§ Objective
Reproduce the line containing "Enumerate this screenshot's" exactly, along with each line after it through the end of the data; pictures are left out.

§ Data excerpts
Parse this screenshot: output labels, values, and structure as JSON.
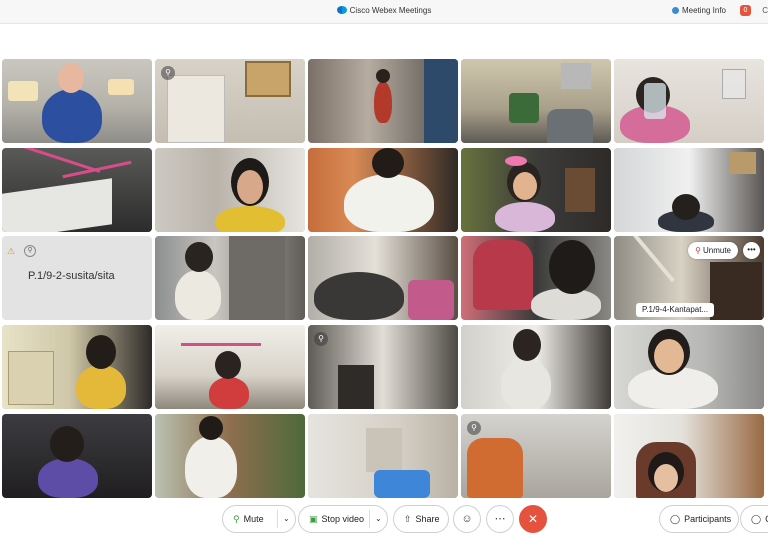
{
  "window": {
    "title": "Cisco Webex Meetings",
    "meeting_info": "Meeting Info",
    "notification_count": "0",
    "topright_label": "C"
  },
  "tiles": {
    "name_tile_label": "P.1/9-2-susita/sita",
    "pinned_label": "P.1/9-4-Kantapat...",
    "unmute_label": "Unmute",
    "more_label": "•••"
  },
  "controls": {
    "mute": "Mute",
    "stop_video": "Stop video",
    "share": "Share",
    "participants": "Participants",
    "chat": "Ch"
  },
  "colors": {
    "accent_green": "#3d9a45",
    "leave_red": "#e5533e",
    "webex_blue": "#1170cf"
  }
}
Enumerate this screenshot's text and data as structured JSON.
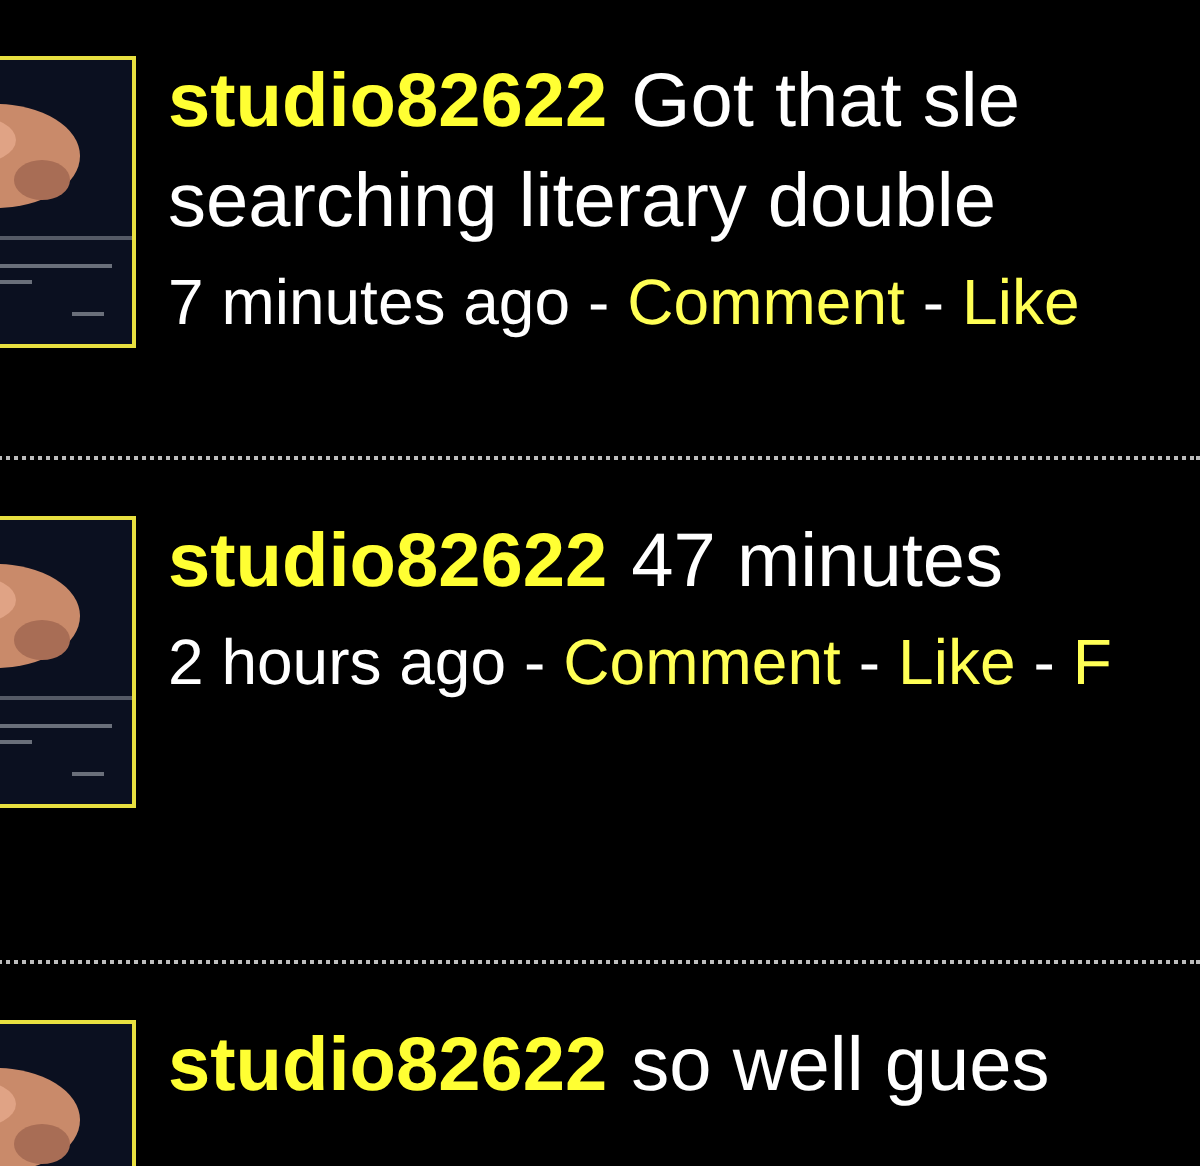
{
  "posts": [
    {
      "thumbnail": {
        "kind": "picture"
      },
      "username": "studio82622",
      "text": [
        "Got that sle",
        "searching literary double"
      ],
      "time": "7 minutes ago",
      "separator": "-",
      "actions": [
        "Comment",
        "Like"
      ]
    },
    {
      "thumbnail": {
        "kind": "picture"
      },
      "username": "studio82622",
      "text": [
        "47 minutes"
      ],
      "time": "2 hours ago",
      "separator": "-",
      "actions": [
        "Comment",
        "Like",
        "F"
      ]
    },
    {
      "thumbnail": {
        "kind": "picture"
      },
      "username": "studio82622",
      "text": [
        "so well gues"
      ]
    }
  ]
}
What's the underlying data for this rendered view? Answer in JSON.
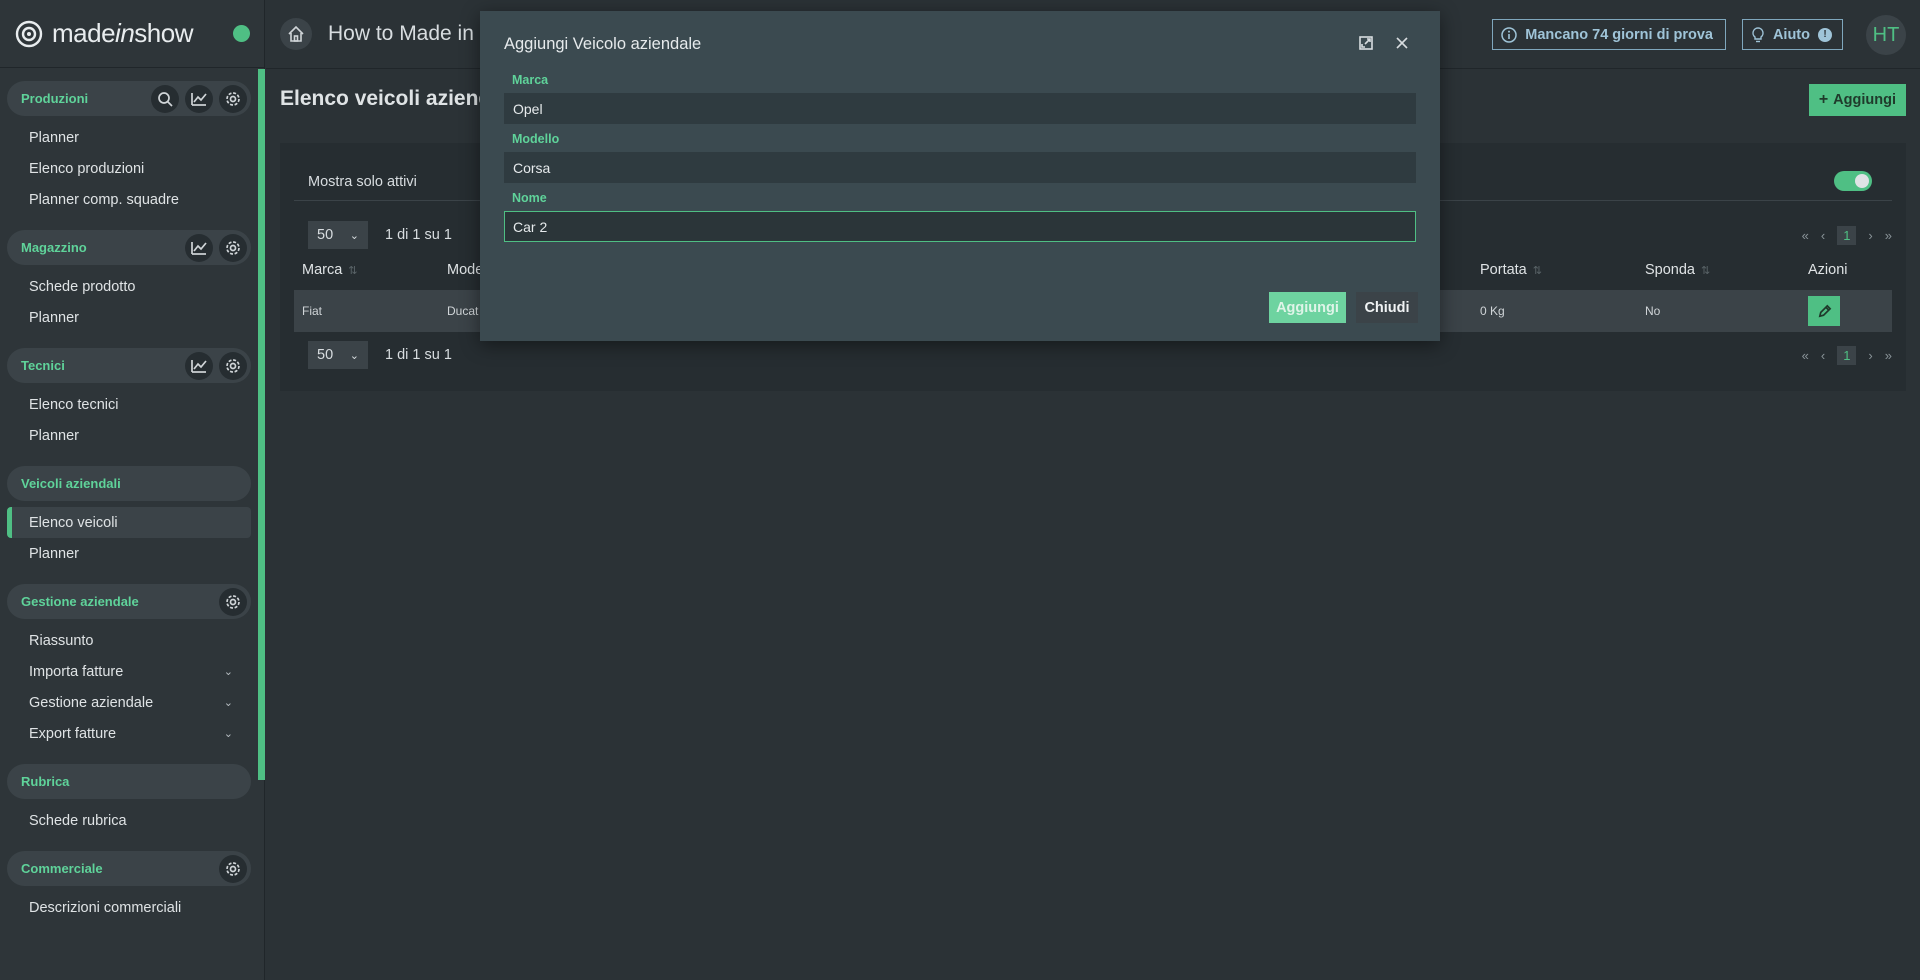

§ Task answer
Enumerate this screenshot's text and data as structured JSON.
{
  "posts": [
    {
      "thumbnail": {
        "kind": "picture"
      },
      "username": "studio82622",
      "text": [
        "Got that sle",
        "searching literary double"
      ],
      "time": "7 minutes ago",
      "separator": "-",
      "actions": [
        "Comment",
        "Like"
      ]
    },
    {
      "thumbnail": {
        "kind": "picture"
      },
      "username": "studio82622",
      "text": [
        "47 minutes"
      ],
      "time": "2 hours ago",
      "separator": "-",
      "actions": [
        "Comment",
        "Like",
        "F"
      ]
    },
    {
      "thumbnail": {
        "kind": "picture"
      },
      "username": "studio82622",
      "text": [
        "so well gues"
      ]
    }
  ]
}
What's the underlying data for this rendered view? Answer in JSON.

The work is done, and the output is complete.